SET TASK: Reproduce the listing below word for word, with no pictures.

(Saved data entries)
start

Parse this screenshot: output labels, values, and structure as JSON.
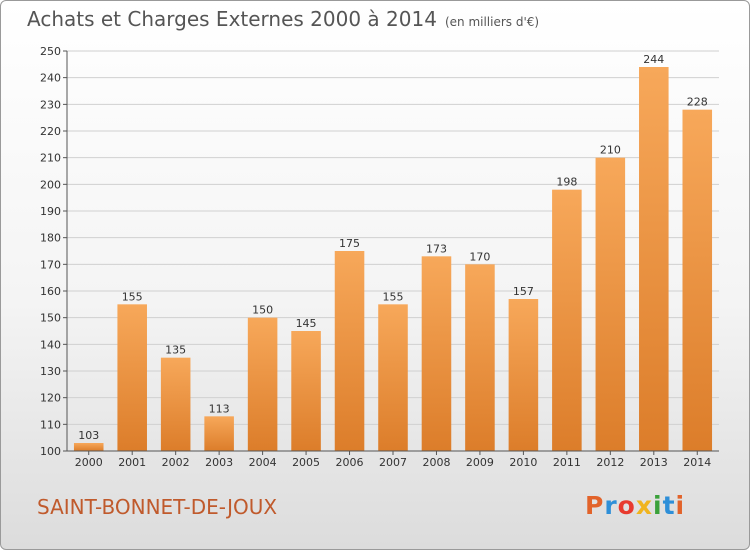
{
  "header": {
    "title": "Achats et Charges Externes 2000 à 2014",
    "subtitle": "(en milliers d'€)"
  },
  "footer": {
    "location": "SAINT-BONNET-DE-JOUX",
    "logo_text": "Proxiti",
    "logo_colors": [
      "#e2632a",
      "#2e8fd8",
      "#e83a2e",
      "#f0b41e",
      "#3aa13a",
      "#2e8fd8",
      "#e2632a"
    ]
  },
  "colors": {
    "bar_light": "#f7a85a",
    "bar_dark": "#dc7d2a",
    "grid": "#d0d0d0",
    "axis": "#555555"
  },
  "chart_data": {
    "type": "bar",
    "title": "Achats et Charges Externes 2000 à 2014",
    "subtitle": "(en milliers d'€)",
    "categories": [
      "2000",
      "2001",
      "2002",
      "2003",
      "2004",
      "2005",
      "2006",
      "2007",
      "2008",
      "2009",
      "2010",
      "2011",
      "2012",
      "2013",
      "2014"
    ],
    "values": [
      103,
      155,
      135,
      113,
      150,
      145,
      175,
      155,
      173,
      170,
      157,
      198,
      210,
      244,
      228
    ],
    "ylim": [
      100,
      250
    ],
    "yticks": [
      100,
      110,
      120,
      130,
      140,
      150,
      160,
      170,
      180,
      190,
      200,
      210,
      220,
      230,
      240,
      250
    ],
    "grid": true,
    "data_labels": true
  }
}
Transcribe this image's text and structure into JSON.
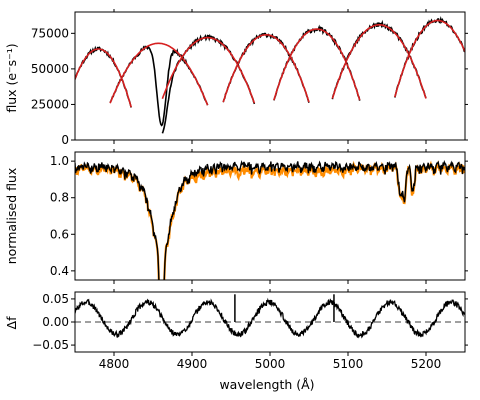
{
  "chart_data": [
    {
      "type": "line",
      "panel": "top",
      "ylabel": "flux (e⁻s⁻¹)",
      "ylim": [
        0,
        90000
      ],
      "yticks": [
        0,
        25000,
        50000,
        75000
      ],
      "xlim": [
        4750,
        5250
      ],
      "xticks": [
        4800,
        4900,
        5000,
        5100,
        5200
      ],
      "colors": {
        "observed": "#000000",
        "model": "#d62020"
      },
      "orders": [
        {
          "center": 4780,
          "peak": 64000,
          "x_start": 4738,
          "x_end": 4822
        },
        {
          "center": 4857,
          "peak": 68000,
          "x_start": 4795,
          "x_end": 4920
        },
        {
          "center": 4920,
          "peak": 72000,
          "x_start": 4862,
          "x_end": 4980
        },
        {
          "center": 4995,
          "peak": 74000,
          "x_start": 4940,
          "x_end": 5050
        },
        {
          "center": 5060,
          "peak": 78000,
          "x_start": 5005,
          "x_end": 5115
        },
        {
          "center": 5140,
          "peak": 81000,
          "x_start": 5080,
          "x_end": 5200
        },
        {
          "center": 5215,
          "peak": 84000,
          "x_start": 5160,
          "x_end": 5262
        }
      ],
      "observed_features": [
        {
          "name": "H-beta",
          "x": 4861,
          "min_flux": 5000
        }
      ]
    },
    {
      "type": "line",
      "panel": "middle",
      "ylabel": "normalised flux",
      "ylim": [
        0.35,
        1.05
      ],
      "yticks": [
        0.4,
        0.6,
        0.8,
        1.0
      ],
      "ytick_labels": [
        "0.4",
        "0.6",
        "0.8",
        "1.0"
      ],
      "xlim": [
        4750,
        5250
      ],
      "colors": {
        "reference": "#ff8c00",
        "observed": "#000000"
      },
      "features": [
        {
          "name": "H-beta",
          "x": 4861,
          "depth": 0.37
        },
        {
          "name": "line-5167",
          "x": 5167,
          "depth": 0.85
        },
        {
          "name": "line-5172",
          "x": 5172,
          "depth": 0.82
        },
        {
          "name": "line-5183",
          "x": 5183,
          "depth": 0.86
        }
      ]
    },
    {
      "type": "line",
      "panel": "bottom",
      "ylabel": "Δf",
      "xlabel": "wavelength (Å)",
      "ylim": [
        -0.065,
        0.065
      ],
      "yticks": [
        -0.05,
        0.0,
        0.05
      ],
      "ytick_labels": [
        "−0.05",
        "0.00",
        "0.05"
      ],
      "xlim": [
        4750,
        5250
      ],
      "xticks": [
        4800,
        4900,
        5000,
        5100,
        5200
      ],
      "xtick_labels": [
        "4800",
        "4900",
        "5000",
        "5100",
        "5200"
      ],
      "reference_line": 0.0,
      "colors": {
        "residual": "#000000",
        "reference": "#808080"
      },
      "spikes": [
        {
          "x": 4955,
          "value": 0.06
        },
        {
          "x": 5082,
          "value": 0.06
        }
      ]
    }
  ]
}
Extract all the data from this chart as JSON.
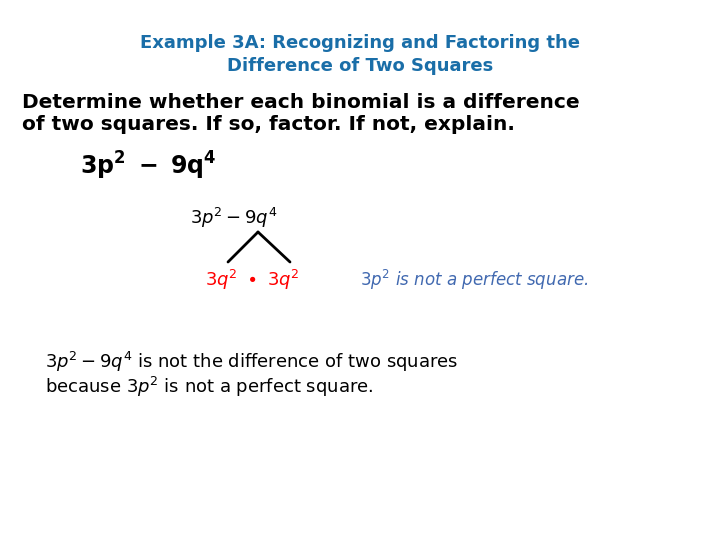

end

WORKED ANSWER:
Parse this screenshot: output labels, values, and structure as JSON.
{
  "header": {
    "title": "Achats et Charges Externes 2000 à 2014",
    "subtitle": "(en milliers d'€)"
  },
  "footer": {
    "location": "SAINT-BONNET-DE-JOUX",
    "logo_text": "Proxiti",
    "logo_colors": [
      "#e2632a",
      "#2e8fd8",
      "#e83a2e",
      "#f0b41e",
      "#3aa13a",
      "#2e8fd8",
      "#e2632a"
    ]
  },
  "colors": {
    "bar_light": "#f7a85a",
    "bar_dark": "#dc7d2a",
    "grid": "#d0d0d0",
    "axis": "#555555"
  },
  "chart_data": {
    "type": "bar",
    "title": "Achats et Charges Externes 2000 à 2014",
    "subtitle": "(en milliers d'€)",
    "categories": [
      "2000",
      "2001",
      "2002",
      "2003",
      "2004",
      "2005",
      "2006",
      "2007",
      "2008",
      "2009",
      "2010",
      "2011",
      "2012",
      "2013",
      "2014"
    ],
    "values": [
      103,
      155,
      135,
      113,
      150,
      145,
      175,
      155,
      173,
      170,
      157,
      198,
      210,
      244,
      228
    ],
    "ylim": [
      100,
      250
    ],
    "yticks": [
      100,
      110,
      120,
      130,
      140,
      150,
      160,
      170,
      180,
      190,
      200,
      210,
      220,
      230,
      240,
      250
    ],
    "grid": true,
    "data_labels": true
  }
}
Transcribe this image's text and structure into JSON.
{
  "chart_data": [
    {
      "type": "line",
      "panel": "top",
      "ylabel": "flux (e⁻s⁻¹)",
      "ylim": [
        0,
        90000
      ],
      "yticks": [
        0,
        25000,
        50000,
        75000
      ],
      "xlim": [
        4750,
        5250
      ],
      "xticks": [
        4800,
        4900,
        5000,
        5100,
        5200
      ],
      "colors": {
        "observed": "#000000",
        "model": "#d62020"
      },
      "orders": [
        {
          "center": 4780,
          "peak": 64000,
          "x_start": 4738,
          "x_end": 4822
        },
        {
          "center": 4857,
          "peak": 68000,
          "x_start": 4795,
          "x_end": 4920
        },
        {
          "center": 4920,
          "peak": 72000,
          "x_start": 4862,
          "x_end": 4980
        },
        {
          "center": 4995,
          "peak": 74000,
          "x_start": 4940,
          "x_end": 5050
        },
        {
          "center": 5060,
          "peak": 78000,
          "x_start": 5005,
          "x_end": 5115
        },
        {
          "center": 5140,
          "peak": 81000,
          "x_start": 5080,
          "x_end": 5200
        },
        {
          "center": 5215,
          "peak": 84000,
          "x_start": 5160,
          "x_end": 5262
        }
      ],
      "observed_features": [
        {
          "name": "H-beta",
          "x": 4861,
          "min_flux": 5000
        }
      ]
    },
    {
      "type": "line",
      "panel": "middle",
      "ylabel": "normalised flux",
      "ylim": [
        0.35,
        1.05
      ],
      "yticks": [
        0.4,
        0.6,
        0.8,
        1.0
      ],
      "ytick_labels": [
        "0.4",
        "0.6",
        "0.8",
        "1.0"
      ],
      "xlim": [
        4750,
        5250
      ],
      "colors": {
        "reference": "#ff8c00",
        "observed": "#000000"
      },
      "features": [
        {
          "name": "H-beta",
          "x": 4861,
          "depth": 0.37
        },
        {
          "name": "line-5167",
          "x": 5167,
          "depth": 0.85
        },
        {
          "name": "line-5172",
          "x": 5172,
          "depth": 0.82
        },
        {
          "name": "line-5183",
          "x": 5183,
          "depth": 0.86
        }
      ]
    },
    {
      "type": "line",
      "panel": "bottom",
      "ylabel": "Δf",
      "xlabel": "wavelength (Å)",
      "ylim": [
        -0.065,
        0.065
      ],
      "yticks": [
        -0.05,
        0.0,
        0.05
      ],
      "ytick_labels": [
        "−0.05",
        "0.00",
        "0.05"
      ],
      "xlim": [
        4750,
        5250
      ],
      "xticks": [
        4800,
        4900,
        5000,
        5100,
        5200
      ],
      "xtick_labels": [
        "4800",
        "4900",
        "5000",
        "5100",
        "5200"
      ],
      "reference_line": 0.0,
      "colors": {
        "residual": "#000000",
        "reference": "#808080"
      },
      "spikes": [
        {
          "x": 4955,
          "value": 0.06
        },
        {
          "x": 5082,
          "value": 0.06
        }
      ]
    }
  ]
}
Extract all the data from this chart as JSON.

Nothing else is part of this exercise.